EXERCISE AIM: Which lines below hold the word "culture"? Report each one.

[Stored dataset items]

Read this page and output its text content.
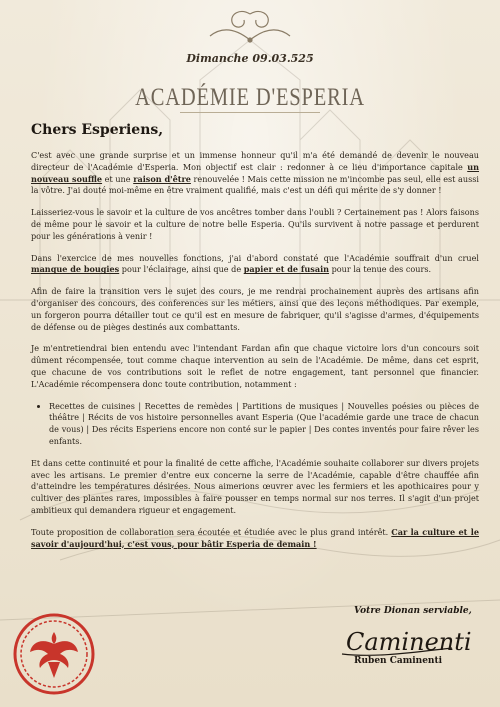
Dimanche 09.03.525
ACADÉMIE D'ESPERIA
Chers Esperiens,

C'est avec une grande surprise et un immense honneur qu'il m'a été demandé de devenir le nouveau directeur de l'Académie d'Esperia. Mon objectif est clair : redonner à ce lieu d'importance capitale un nouveau souffle et une raison d'être renouvelée ! Mais cette mission ne m'incombe pas seul, elle est aussi la vôtre. J'ai douté moi-même en être vraiment qualifié, mais c'est un défi qui mérite de s'y donner !

Laisseriez-vous le savoir et la culture de vos ancêtres tomber dans l'oubli ? Certainement pas ! Alors faisons de même pour le savoir et la culture de notre belle Esperia. Qu'ils survivent à notre passage et perdurent pour les générations à venir !

Dans l'exercice de mes nouvelles fonctions, j'ai d'abord constaté que l'Académie souffrait d'un cruel manque de bougies pour l'éclairage, ainsi que de papier et de fusain pour la tenue des cours.

Afin de faire la transition vers le sujet des cours, je me rendrai prochainement auprès des artisans afin d'organiser des concours, des conferences sur les métiers, ainsi que des leçons méthodiques. Par exemple, un forgeron pourra détailler tout ce qu'il est en mesure de fabriquer, qu'il s'agisse d'armes, d'équipements de défense ou de pièges destinés aux combattants.

Je m'entretiendrai bien entendu avec l'intendant Fardan afin que chaque victoire lors d'un concours soit dûment récompensée, tout comme chaque intervention au sein de l'Académie. De même, dans cet esprit, que chacune de vos contributions soit le reflet de notre engagement, tant personnel que financier. L'Académie récompensera donc toute contribution, notamment :

• Recettes de cuisines | Recettes de remèdes | Partitions de musiques | Nouvelles poésies ou pièces de théâtre | Récits de vos histoire personnelles avant Esperia (Que l'académie garde une trace de chacun de vous) | Des récits Esperiens encore non conté sur le papier | Des contes inventés pour faire rêver les enfants.

Et dans cette continuité et pour la finalité de cette affiche, l'Académie souhaite collaborer sur divers projets avec les artisans. Le premier d'entre eux concerne la serre de l'Académie, capable d'être chauffée afin d'atteindre les températures désirées. Nous aimerions œuvrer avec les fermiers et les apothicaires pour y cultiver des plantes rares, impossibles à faire pousser en temps normal sur nos terres. Il s'agit d'un projet ambitieux qui demandera rigueur et engagement.

Toute proposition de collaboration sera écoutée et étudiée avec le plus grand intérêt. Car la culture et le savoir d'aujourd'hui, c'est vous, pour bâtir Esperia de demain !

Votre Dionan serviable,
Caminenti
Ruben Caminenti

RIGHT ANSWER:
Laisseriez-vous le savoir et la culture de vos ancêtres tomber dans l'oubli ? Certainement pas ! Alors faisons de même pour le savoir et la culture de notre belle Esperia. Qu'ils survivent à notre passage et perdurent pour les générations à venir !
Toute proposition de collaboration sera écoutée et étudiée avec le plus grand intérêt. Car la culture et le savoir d'aujourd'hui, c'est vous, pour bâtir Esperia de demain !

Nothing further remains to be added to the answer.